Exercise: A line counts if it contains the word "source" at least once. State how many such lines the records contain, giving the number alone.

Chart and figure data
■ ■ ■ ■ ■

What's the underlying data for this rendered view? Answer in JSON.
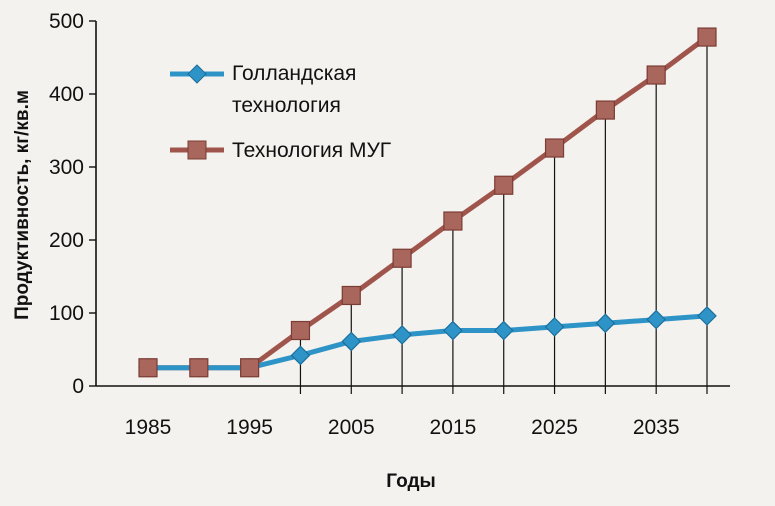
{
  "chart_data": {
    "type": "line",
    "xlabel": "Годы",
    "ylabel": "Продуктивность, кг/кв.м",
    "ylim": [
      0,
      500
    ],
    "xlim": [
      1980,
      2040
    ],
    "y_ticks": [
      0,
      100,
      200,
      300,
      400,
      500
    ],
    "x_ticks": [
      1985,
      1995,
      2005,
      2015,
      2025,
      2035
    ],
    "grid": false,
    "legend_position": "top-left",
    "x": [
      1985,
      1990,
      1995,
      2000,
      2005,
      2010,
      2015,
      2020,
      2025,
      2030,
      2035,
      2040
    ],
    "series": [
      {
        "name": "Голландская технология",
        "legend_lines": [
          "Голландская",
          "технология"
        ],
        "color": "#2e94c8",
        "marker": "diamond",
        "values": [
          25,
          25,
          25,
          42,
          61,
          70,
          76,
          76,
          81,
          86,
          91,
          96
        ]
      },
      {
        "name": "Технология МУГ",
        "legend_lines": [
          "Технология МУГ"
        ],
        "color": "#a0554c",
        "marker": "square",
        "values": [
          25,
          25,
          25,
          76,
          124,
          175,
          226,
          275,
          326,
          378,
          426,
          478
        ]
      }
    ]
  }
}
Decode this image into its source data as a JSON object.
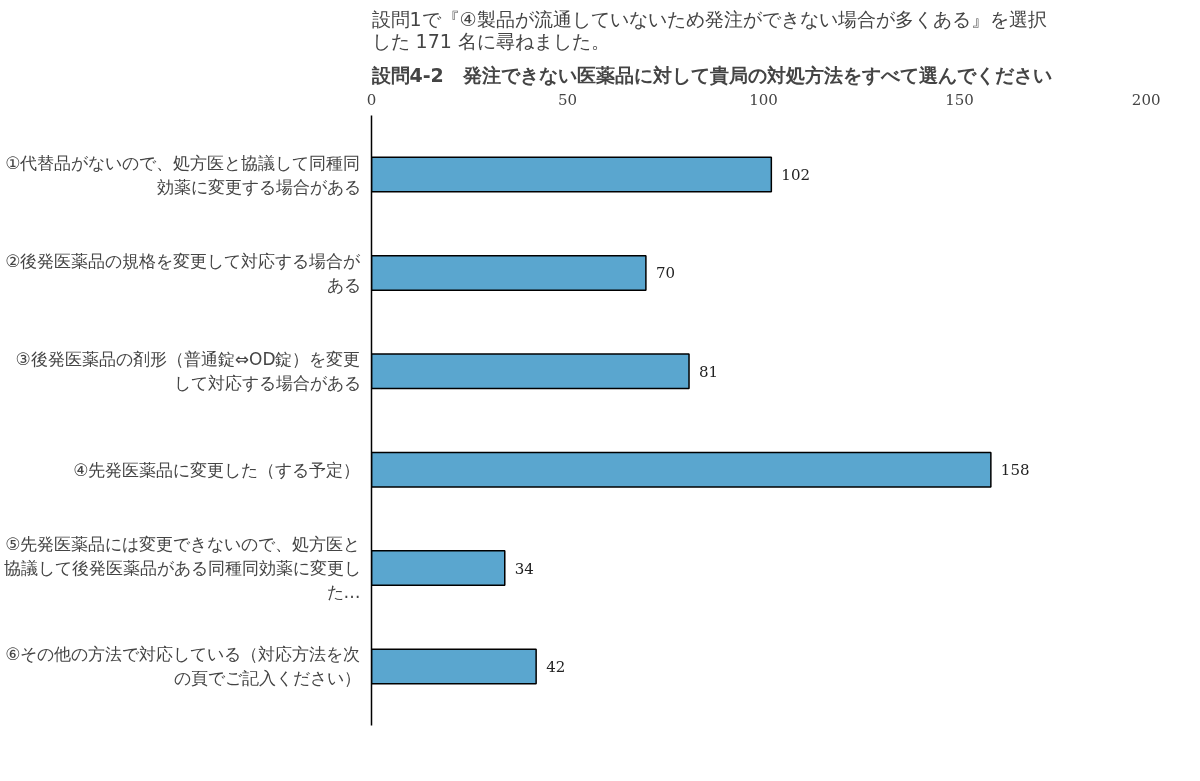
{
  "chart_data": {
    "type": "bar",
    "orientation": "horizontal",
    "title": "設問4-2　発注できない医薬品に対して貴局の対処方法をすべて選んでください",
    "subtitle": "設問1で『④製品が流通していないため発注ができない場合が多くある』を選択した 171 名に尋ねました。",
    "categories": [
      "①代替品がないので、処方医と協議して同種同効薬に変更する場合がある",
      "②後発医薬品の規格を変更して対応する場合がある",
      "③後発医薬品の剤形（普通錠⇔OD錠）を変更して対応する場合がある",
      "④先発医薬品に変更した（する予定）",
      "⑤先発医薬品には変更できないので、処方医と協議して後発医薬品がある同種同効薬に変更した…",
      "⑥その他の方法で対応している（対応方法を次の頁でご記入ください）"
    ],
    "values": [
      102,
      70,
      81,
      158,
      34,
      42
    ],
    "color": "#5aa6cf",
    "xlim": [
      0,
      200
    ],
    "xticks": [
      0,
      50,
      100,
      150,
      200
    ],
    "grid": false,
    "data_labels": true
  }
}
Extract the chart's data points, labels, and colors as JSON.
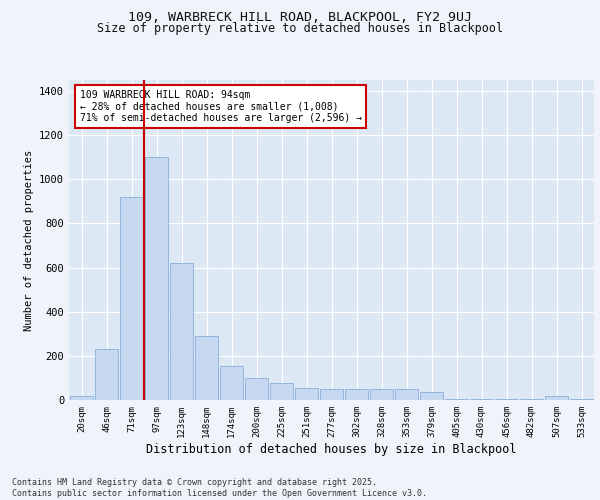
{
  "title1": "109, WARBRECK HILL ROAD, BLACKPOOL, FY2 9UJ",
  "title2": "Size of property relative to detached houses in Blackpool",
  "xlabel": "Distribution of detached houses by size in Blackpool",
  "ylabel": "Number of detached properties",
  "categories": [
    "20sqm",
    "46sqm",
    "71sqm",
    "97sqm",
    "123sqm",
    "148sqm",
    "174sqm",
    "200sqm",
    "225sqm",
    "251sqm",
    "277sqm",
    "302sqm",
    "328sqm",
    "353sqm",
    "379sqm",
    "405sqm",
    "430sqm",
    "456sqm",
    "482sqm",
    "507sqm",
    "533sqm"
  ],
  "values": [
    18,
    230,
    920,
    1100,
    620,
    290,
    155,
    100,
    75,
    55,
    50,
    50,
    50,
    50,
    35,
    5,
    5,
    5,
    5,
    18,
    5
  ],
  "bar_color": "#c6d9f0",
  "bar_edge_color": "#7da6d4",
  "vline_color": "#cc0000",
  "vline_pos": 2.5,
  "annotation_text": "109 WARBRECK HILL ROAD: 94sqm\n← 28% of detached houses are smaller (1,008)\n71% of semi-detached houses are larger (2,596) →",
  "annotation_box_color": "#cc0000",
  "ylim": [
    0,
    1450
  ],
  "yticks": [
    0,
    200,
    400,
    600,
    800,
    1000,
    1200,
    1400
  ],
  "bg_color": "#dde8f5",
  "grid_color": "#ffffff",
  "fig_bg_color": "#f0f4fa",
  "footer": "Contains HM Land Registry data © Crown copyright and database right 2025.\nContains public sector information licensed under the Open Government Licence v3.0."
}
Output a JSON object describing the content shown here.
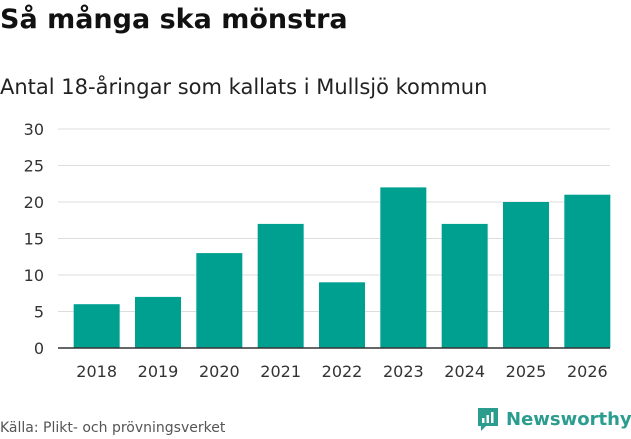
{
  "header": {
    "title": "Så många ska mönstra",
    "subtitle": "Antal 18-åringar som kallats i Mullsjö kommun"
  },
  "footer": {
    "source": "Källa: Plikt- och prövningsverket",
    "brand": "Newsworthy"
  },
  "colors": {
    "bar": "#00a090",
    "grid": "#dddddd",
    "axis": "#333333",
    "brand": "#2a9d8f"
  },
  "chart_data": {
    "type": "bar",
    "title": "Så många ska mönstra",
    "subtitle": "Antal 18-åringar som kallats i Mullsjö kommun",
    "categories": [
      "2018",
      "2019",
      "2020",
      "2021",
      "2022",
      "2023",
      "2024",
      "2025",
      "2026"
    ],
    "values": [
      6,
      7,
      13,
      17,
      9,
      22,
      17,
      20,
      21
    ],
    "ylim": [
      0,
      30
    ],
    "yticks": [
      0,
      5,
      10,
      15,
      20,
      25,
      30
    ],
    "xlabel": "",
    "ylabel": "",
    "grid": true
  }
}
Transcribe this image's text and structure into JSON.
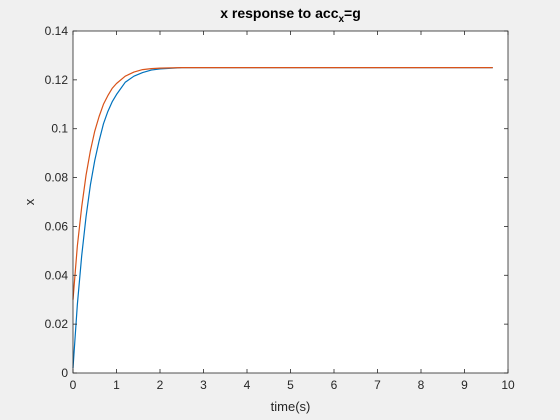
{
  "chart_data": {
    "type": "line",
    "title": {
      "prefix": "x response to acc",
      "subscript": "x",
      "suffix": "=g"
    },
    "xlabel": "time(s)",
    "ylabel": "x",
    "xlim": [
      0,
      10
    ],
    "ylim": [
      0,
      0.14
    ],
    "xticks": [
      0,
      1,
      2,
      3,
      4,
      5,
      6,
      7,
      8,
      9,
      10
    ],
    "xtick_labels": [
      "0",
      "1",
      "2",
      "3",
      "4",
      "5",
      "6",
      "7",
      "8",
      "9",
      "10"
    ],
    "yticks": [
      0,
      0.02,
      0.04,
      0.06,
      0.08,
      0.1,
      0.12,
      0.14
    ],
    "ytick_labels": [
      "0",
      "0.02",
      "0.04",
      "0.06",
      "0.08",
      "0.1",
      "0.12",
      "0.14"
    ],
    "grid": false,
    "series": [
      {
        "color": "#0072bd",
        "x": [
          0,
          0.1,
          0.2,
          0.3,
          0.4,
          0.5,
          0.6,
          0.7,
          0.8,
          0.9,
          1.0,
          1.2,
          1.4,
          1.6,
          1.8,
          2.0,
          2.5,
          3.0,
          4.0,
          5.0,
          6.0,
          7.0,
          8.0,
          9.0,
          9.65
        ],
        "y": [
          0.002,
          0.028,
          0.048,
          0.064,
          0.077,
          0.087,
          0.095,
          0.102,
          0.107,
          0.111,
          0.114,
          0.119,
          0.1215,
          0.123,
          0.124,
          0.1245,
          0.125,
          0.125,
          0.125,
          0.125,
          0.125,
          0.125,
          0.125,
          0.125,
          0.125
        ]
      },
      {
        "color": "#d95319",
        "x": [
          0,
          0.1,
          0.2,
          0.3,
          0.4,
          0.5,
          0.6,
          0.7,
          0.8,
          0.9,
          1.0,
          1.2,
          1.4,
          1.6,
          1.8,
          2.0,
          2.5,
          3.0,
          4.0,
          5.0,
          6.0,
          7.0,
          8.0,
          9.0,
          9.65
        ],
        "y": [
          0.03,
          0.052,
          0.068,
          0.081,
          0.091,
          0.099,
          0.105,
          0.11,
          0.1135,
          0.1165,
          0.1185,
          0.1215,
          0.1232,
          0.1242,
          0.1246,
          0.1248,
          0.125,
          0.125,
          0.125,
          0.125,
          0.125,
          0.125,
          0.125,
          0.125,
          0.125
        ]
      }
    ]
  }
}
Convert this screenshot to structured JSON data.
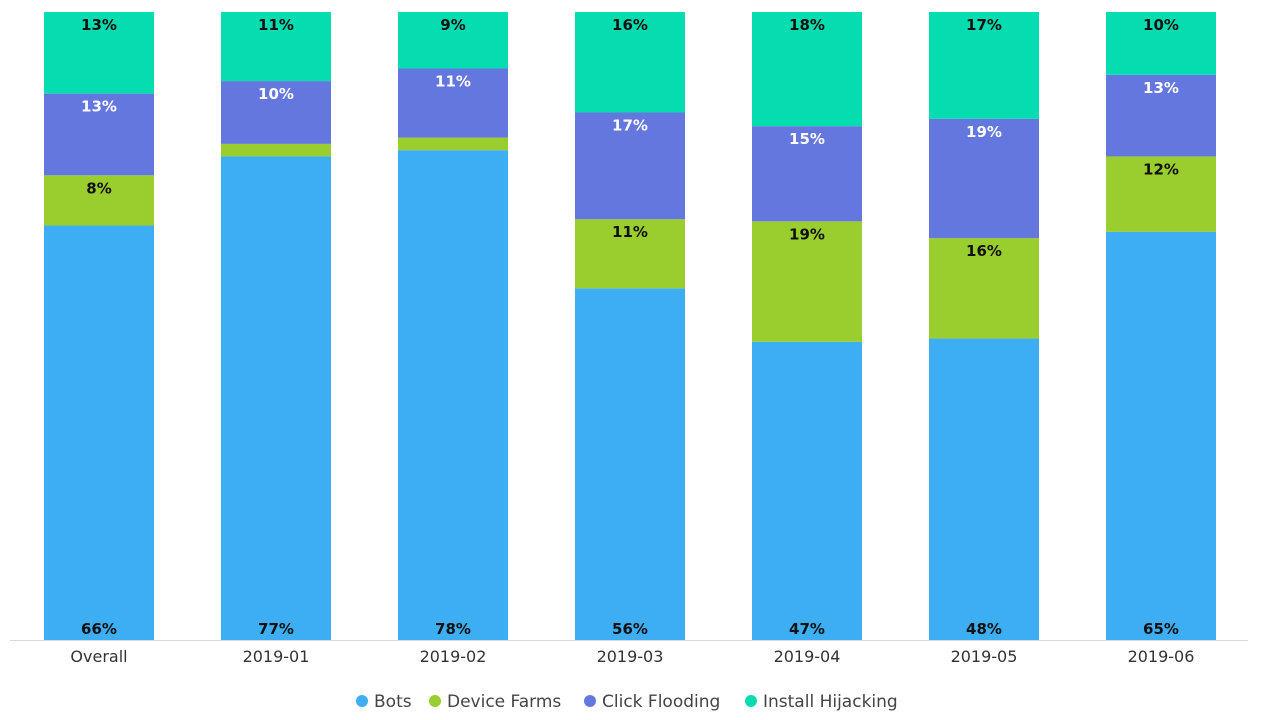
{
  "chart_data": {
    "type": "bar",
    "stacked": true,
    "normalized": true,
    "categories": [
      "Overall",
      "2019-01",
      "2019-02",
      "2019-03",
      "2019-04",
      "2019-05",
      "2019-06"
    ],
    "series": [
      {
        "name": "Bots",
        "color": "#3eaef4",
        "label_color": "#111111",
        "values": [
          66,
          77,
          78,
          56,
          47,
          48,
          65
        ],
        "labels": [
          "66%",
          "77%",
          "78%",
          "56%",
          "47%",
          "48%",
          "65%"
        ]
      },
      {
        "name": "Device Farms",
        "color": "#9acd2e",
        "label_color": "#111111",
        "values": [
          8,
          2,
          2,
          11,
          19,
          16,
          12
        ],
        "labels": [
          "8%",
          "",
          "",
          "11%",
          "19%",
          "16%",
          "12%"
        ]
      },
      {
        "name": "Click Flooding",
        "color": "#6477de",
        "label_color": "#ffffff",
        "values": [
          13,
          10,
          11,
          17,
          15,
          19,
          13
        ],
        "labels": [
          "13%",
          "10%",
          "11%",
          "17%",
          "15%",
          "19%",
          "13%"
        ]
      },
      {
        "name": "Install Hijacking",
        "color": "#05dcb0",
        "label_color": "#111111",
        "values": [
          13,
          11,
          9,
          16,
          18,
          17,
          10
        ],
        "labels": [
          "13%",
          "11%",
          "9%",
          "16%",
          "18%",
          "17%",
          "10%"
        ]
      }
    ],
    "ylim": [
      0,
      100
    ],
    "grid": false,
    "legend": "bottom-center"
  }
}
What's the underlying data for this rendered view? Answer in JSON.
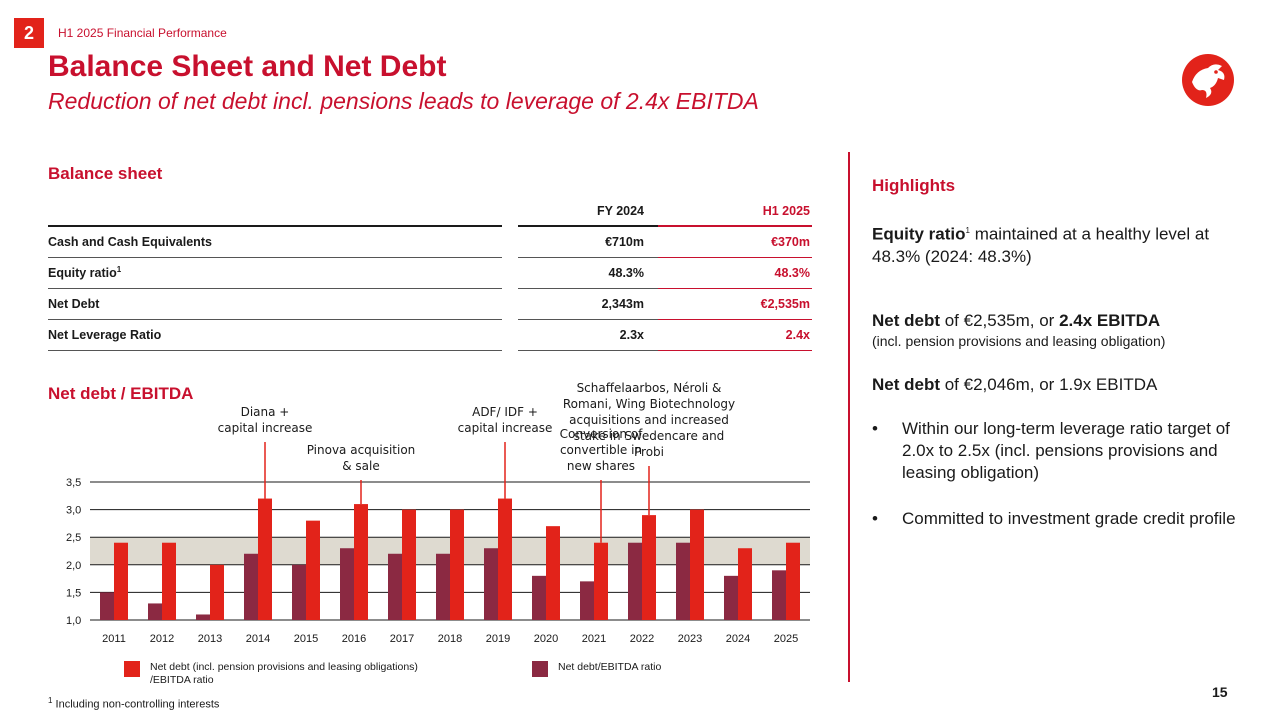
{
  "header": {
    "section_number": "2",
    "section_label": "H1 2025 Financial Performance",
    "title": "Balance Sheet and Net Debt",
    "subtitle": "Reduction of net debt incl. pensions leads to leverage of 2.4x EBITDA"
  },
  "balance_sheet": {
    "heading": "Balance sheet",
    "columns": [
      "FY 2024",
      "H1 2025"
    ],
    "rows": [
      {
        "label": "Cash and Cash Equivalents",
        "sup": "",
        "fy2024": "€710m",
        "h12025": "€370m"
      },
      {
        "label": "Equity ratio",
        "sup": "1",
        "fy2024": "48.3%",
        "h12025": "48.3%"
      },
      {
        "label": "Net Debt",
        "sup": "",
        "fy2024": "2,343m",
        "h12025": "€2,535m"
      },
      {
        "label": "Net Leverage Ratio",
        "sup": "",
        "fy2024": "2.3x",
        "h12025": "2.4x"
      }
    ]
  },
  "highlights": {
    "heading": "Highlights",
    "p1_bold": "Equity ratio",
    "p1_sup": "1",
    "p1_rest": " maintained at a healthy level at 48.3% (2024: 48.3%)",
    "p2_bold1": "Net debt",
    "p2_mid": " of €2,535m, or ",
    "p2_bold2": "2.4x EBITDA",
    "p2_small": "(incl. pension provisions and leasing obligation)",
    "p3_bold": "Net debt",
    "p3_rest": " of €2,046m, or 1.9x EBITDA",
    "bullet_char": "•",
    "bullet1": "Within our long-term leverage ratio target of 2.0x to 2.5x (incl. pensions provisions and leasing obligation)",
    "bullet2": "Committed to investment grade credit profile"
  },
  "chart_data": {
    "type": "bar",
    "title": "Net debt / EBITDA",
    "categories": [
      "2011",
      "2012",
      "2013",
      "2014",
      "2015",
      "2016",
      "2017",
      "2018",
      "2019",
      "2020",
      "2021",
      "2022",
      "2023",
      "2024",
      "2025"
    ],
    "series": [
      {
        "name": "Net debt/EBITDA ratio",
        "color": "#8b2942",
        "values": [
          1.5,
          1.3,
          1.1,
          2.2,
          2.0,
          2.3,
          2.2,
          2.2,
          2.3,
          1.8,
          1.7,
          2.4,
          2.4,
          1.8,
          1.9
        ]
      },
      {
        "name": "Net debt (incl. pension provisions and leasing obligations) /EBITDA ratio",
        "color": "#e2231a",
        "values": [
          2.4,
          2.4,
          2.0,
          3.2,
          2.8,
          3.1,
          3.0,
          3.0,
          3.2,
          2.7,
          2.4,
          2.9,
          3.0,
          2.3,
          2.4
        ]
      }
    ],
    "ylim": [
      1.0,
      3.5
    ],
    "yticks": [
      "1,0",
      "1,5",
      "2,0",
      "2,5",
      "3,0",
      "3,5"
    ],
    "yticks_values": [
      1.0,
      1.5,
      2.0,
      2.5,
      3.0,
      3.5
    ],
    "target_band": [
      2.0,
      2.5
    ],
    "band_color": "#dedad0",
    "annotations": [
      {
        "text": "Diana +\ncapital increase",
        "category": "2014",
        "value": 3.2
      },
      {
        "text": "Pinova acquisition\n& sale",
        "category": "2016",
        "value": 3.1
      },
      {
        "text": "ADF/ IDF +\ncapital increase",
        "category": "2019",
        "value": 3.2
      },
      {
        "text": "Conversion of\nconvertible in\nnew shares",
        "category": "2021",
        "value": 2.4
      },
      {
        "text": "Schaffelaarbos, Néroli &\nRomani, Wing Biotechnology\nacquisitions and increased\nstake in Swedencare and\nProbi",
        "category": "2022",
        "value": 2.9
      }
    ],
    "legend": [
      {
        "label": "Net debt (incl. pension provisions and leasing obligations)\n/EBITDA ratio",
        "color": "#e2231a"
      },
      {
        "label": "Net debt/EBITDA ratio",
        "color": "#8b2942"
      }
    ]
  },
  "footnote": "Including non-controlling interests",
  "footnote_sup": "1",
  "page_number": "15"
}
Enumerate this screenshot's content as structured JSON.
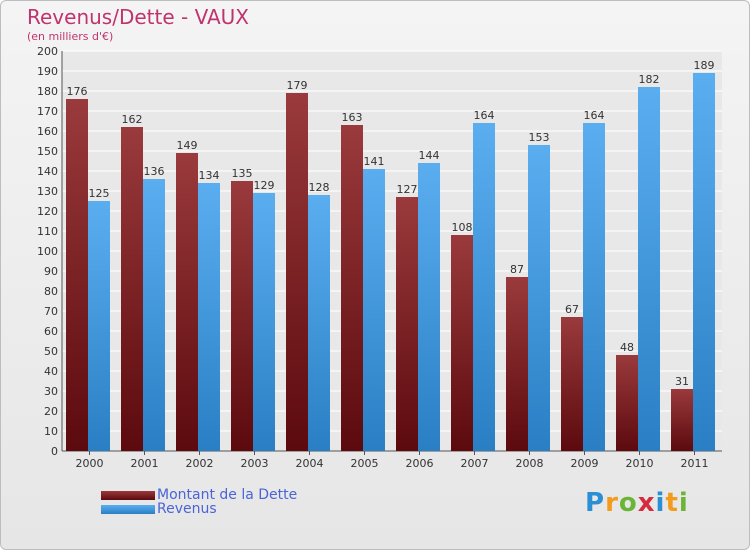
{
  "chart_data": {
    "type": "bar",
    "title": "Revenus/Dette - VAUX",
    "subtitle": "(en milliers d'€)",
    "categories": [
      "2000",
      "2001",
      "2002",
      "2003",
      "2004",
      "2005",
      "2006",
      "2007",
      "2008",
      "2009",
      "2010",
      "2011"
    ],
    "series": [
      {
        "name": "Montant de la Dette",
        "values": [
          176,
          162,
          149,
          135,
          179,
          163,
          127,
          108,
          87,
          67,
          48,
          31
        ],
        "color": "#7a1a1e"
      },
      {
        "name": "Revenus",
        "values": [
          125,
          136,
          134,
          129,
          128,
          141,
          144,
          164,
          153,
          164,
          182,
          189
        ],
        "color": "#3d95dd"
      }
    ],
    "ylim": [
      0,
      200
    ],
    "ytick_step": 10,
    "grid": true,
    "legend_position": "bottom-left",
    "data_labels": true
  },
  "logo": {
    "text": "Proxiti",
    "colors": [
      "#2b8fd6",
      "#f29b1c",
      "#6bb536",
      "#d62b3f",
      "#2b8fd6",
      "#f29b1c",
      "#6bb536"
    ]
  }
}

■ ■ ■ ■ ■

Task answer: 2